Short task
Of the lines in the records that follow, how many include the word "következő"? Answer with a bare number.

(Extracted records)
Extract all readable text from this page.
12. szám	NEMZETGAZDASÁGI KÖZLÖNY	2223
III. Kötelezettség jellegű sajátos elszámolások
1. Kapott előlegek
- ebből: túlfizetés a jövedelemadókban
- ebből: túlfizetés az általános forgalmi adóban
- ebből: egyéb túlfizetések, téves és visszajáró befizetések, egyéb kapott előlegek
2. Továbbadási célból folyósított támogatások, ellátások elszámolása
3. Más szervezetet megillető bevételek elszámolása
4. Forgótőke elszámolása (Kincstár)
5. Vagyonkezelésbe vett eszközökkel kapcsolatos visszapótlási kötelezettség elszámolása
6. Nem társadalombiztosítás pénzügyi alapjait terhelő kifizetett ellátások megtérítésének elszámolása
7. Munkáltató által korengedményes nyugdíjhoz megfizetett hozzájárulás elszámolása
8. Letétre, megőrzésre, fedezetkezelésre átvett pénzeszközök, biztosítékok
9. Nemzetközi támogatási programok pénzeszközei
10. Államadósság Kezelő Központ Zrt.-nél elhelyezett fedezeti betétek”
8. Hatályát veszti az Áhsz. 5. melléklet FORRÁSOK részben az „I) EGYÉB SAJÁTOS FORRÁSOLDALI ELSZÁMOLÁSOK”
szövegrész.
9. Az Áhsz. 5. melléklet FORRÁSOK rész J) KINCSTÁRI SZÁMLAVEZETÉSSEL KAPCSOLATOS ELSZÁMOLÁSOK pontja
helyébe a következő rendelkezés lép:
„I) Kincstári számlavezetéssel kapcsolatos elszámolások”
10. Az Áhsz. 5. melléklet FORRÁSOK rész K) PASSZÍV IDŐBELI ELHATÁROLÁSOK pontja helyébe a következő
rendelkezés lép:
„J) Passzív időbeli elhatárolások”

Solution below
2